Whenever a line contains the string "this", copy it out of the entries.

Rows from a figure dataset

++++++++++++++++++++

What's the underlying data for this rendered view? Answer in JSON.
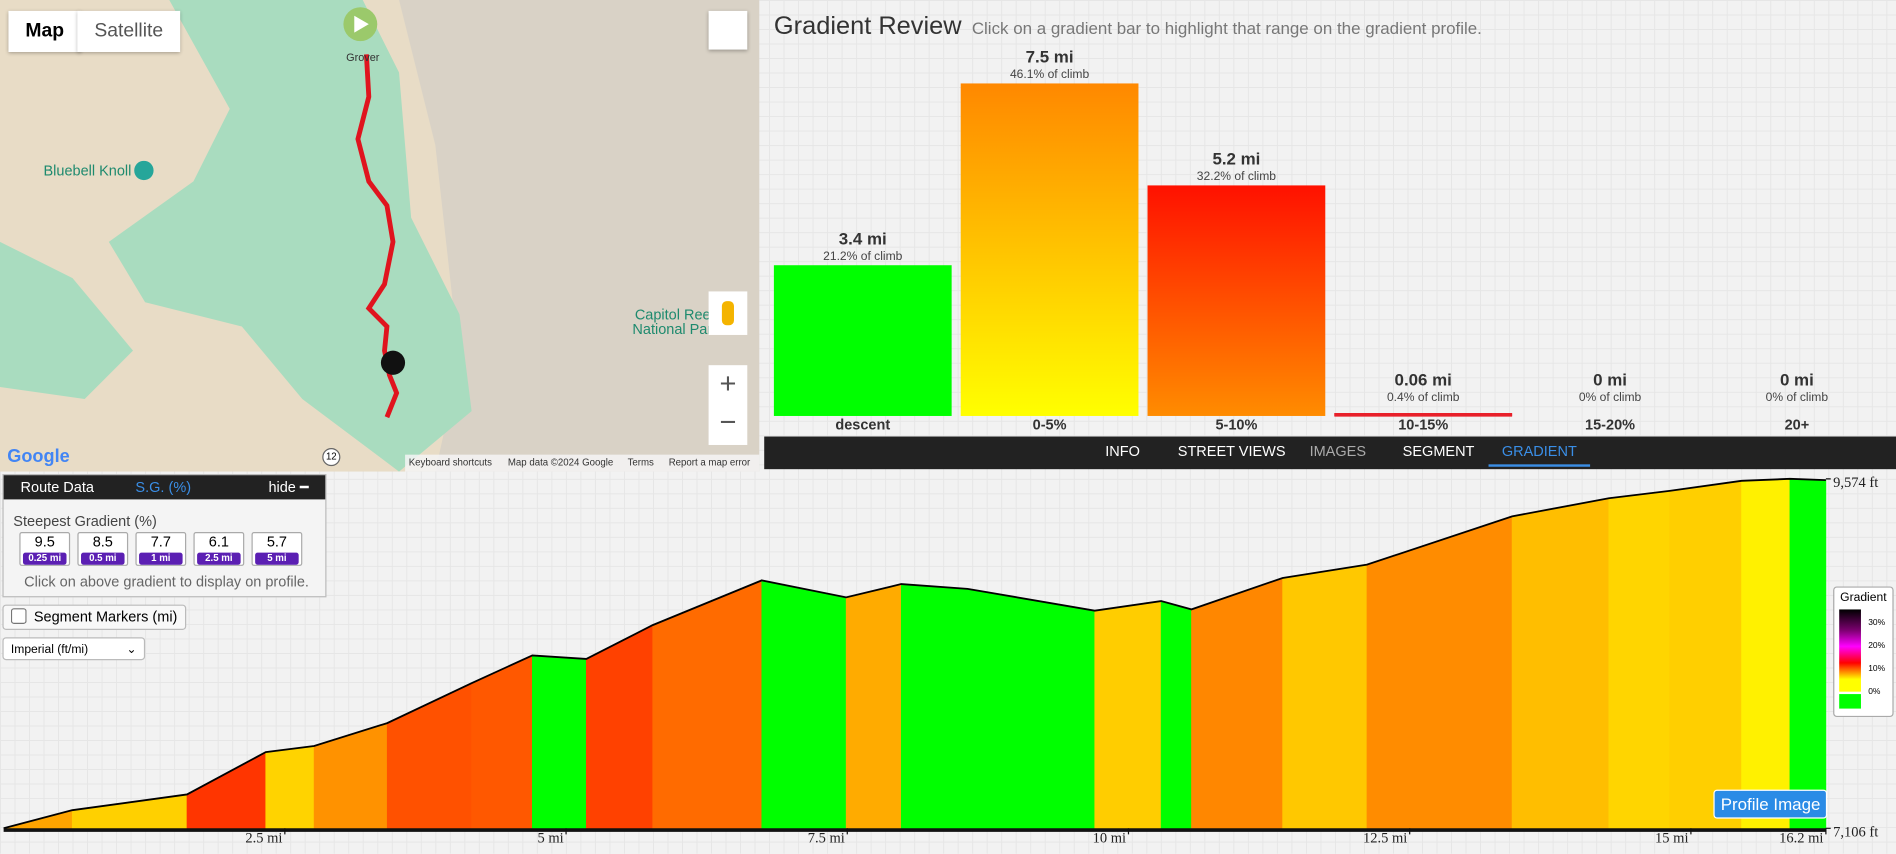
{
  "map": {
    "buttons": [
      "Map",
      "Satellite"
    ],
    "places": [
      "Grover",
      "Bluebell Knoll",
      "Capitol Ree",
      "National Par"
    ],
    "road": "12",
    "logo": "Google",
    "footer": [
      "Keyboard shortcuts",
      "Map data ©2024 Google",
      "Terms",
      "Report a map error"
    ]
  },
  "tabs": [
    "INFO",
    "STREET VIEWS",
    "IMAGES",
    "SEGMENT",
    "GRADIENT"
  ],
  "panel": {
    "tabs": [
      "Route Data",
      "S.G. (%)",
      "hide"
    ],
    "heading": "Steepest Gradient (%)",
    "items": [
      {
        "value": "9.5",
        "distance": "0.25 mi"
      },
      {
        "value": "8.5",
        "distance": "0.5 mi"
      },
      {
        "value": "7.7",
        "distance": "1 mi"
      },
      {
        "value": "6.1",
        "distance": "2.5 mi"
      },
      {
        "value": "5.7",
        "distance": "5 mi"
      }
    ],
    "hint": "Click on above gradient to display on profile.",
    "checkbox": "Segment Markers (mi)",
    "select": "Imperial (ft/mi)"
  },
  "legend": {
    "title": "Gradient",
    "labels": [
      "30%",
      "20%",
      "10%",
      "0%"
    ]
  },
  "button": "Profile Image",
  "chart_data": [
    {
      "type": "bar",
      "title": "Gradient Review",
      "subtitle": "Click on a gradient bar to highlight that range on the gradient profile.",
      "categories": [
        "descent",
        "0-5%",
        "5-10%",
        "10-15%",
        "15-20%",
        "20+"
      ],
      "values": [
        3.4,
        7.5,
        5.2,
        0.06,
        0,
        0
      ],
      "value_labels": [
        "3.4 mi",
        "7.5 mi",
        "5.2 mi",
        "0.06 mi",
        "0 mi",
        "0 mi"
      ],
      "share_labels": [
        "21.2% of climb",
        "46.1% of climb",
        "32.2% of climb",
        "0.4% of climb",
        "0% of climb",
        "0% of climb"
      ],
      "colors": [
        [
          "#00ff00",
          "#00ff00"
        ],
        [
          "#ff8800",
          "#ffff00"
        ],
        [
          "#ff1100",
          "#ff8c00"
        ],
        [
          "#e8202a",
          "#e8202a"
        ],
        [
          "#e8202a",
          "#e8202a"
        ],
        [
          "#e8202a",
          "#e8202a"
        ]
      ]
    },
    {
      "type": "area",
      "x": [
        0,
        0.61,
        1.63,
        2.33,
        2.76,
        3.41,
        4.16,
        4.7,
        5.18,
        5.77,
        6.74,
        7.49,
        7.98,
        8.57,
        9.7,
        10.29,
        10.56,
        11.37,
        12.12,
        13.41,
        14.27,
        14.81,
        15.45,
        15.88,
        16.2
      ],
      "values": [
        7106,
        7234,
        7345,
        7644,
        7687,
        7849,
        8131,
        8327,
        8302,
        8541,
        8857,
        8737,
        8831,
        8797,
        8643,
        8711,
        8652,
        8874,
        8968,
        9309,
        9437,
        9489,
        9560,
        9574,
        9565
      ],
      "xlim": [
        0,
        16.2
      ],
      "ylim": [
        7106,
        9574
      ],
      "xticks": [
        {
          "value": 2.5,
          "label": "2.5 mi"
        },
        {
          "value": 5,
          "label": "5 mi"
        },
        {
          "value": 7.5,
          "label": "7.5 mi"
        },
        {
          "value": 10,
          "label": "10 mi"
        },
        {
          "value": 12.5,
          "label": "12.5 mi"
        },
        {
          "value": 15,
          "label": "15 mi"
        },
        {
          "value": 16.2,
          "label": "16.2 mi"
        }
      ],
      "yticks": [
        {
          "value": 9574,
          "label": "9,574 ft"
        },
        {
          "value": 7106,
          "label": "7,106 ft"
        }
      ]
    }
  ]
}
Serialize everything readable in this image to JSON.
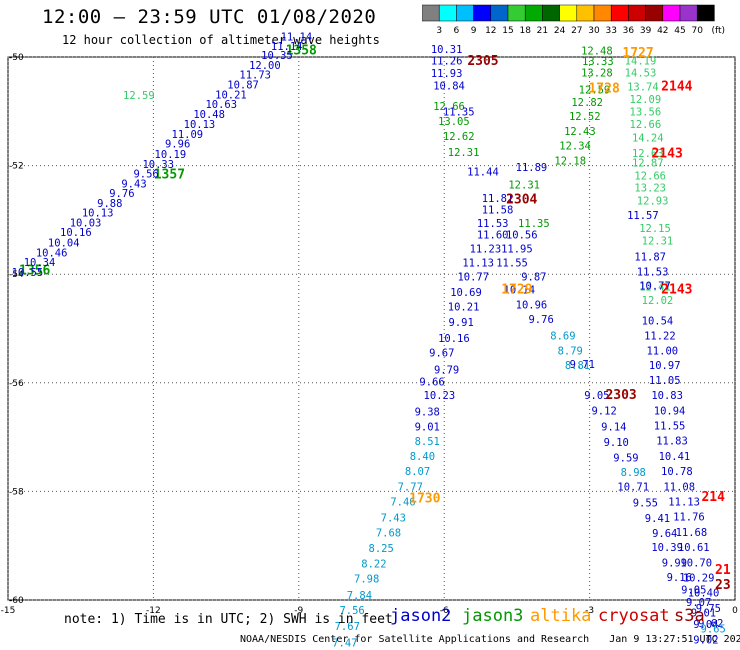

++++++++++++++++++++

• WRITTEN ANSWER:
What's the underlying data for this rendered view? Answer in JSON.
Serialize everything readable in this image to JSON.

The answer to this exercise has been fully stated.